WHAT YOU ARE ASKED TO DO:
What is the number of lines in these entries that include "title"? Write that number and no other text.

[Extracts from a graphics dataset]
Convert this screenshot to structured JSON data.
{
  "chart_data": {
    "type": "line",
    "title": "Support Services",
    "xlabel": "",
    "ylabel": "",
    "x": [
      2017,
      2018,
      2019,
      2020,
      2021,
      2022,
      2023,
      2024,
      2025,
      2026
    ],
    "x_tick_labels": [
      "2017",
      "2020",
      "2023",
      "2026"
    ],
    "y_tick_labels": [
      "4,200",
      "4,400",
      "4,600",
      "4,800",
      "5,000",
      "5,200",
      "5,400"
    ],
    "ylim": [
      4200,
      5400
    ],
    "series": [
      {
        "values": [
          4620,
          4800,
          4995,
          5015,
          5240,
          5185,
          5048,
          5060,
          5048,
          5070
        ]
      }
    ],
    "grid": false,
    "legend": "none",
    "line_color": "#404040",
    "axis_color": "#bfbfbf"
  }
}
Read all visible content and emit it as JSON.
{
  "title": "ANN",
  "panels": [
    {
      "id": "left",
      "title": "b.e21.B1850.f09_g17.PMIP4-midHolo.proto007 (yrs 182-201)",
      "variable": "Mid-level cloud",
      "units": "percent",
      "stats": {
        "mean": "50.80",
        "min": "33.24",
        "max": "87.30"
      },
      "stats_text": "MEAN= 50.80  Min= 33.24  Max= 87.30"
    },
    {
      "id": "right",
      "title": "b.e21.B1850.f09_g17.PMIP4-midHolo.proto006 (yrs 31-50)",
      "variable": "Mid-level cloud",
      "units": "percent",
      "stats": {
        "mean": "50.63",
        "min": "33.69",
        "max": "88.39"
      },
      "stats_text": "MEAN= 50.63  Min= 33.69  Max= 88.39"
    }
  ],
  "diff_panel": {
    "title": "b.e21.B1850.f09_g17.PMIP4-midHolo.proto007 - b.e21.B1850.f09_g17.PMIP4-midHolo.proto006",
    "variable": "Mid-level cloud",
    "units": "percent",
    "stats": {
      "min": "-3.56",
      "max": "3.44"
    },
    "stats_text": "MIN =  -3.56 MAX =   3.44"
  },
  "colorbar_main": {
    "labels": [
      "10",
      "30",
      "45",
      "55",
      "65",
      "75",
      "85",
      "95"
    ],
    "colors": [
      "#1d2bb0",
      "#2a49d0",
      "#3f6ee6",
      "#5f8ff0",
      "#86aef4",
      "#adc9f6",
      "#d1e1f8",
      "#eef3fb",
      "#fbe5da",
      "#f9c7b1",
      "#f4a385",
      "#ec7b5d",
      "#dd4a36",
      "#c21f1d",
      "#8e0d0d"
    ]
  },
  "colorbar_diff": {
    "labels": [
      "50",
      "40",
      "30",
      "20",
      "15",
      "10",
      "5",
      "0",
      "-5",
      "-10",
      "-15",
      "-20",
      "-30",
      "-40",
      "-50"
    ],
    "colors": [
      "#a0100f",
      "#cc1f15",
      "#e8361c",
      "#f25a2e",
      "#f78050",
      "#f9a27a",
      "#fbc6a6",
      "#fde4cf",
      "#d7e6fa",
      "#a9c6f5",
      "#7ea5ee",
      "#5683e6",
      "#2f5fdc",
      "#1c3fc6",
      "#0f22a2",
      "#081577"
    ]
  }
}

SOLUTION TO THE EXERCISE:
5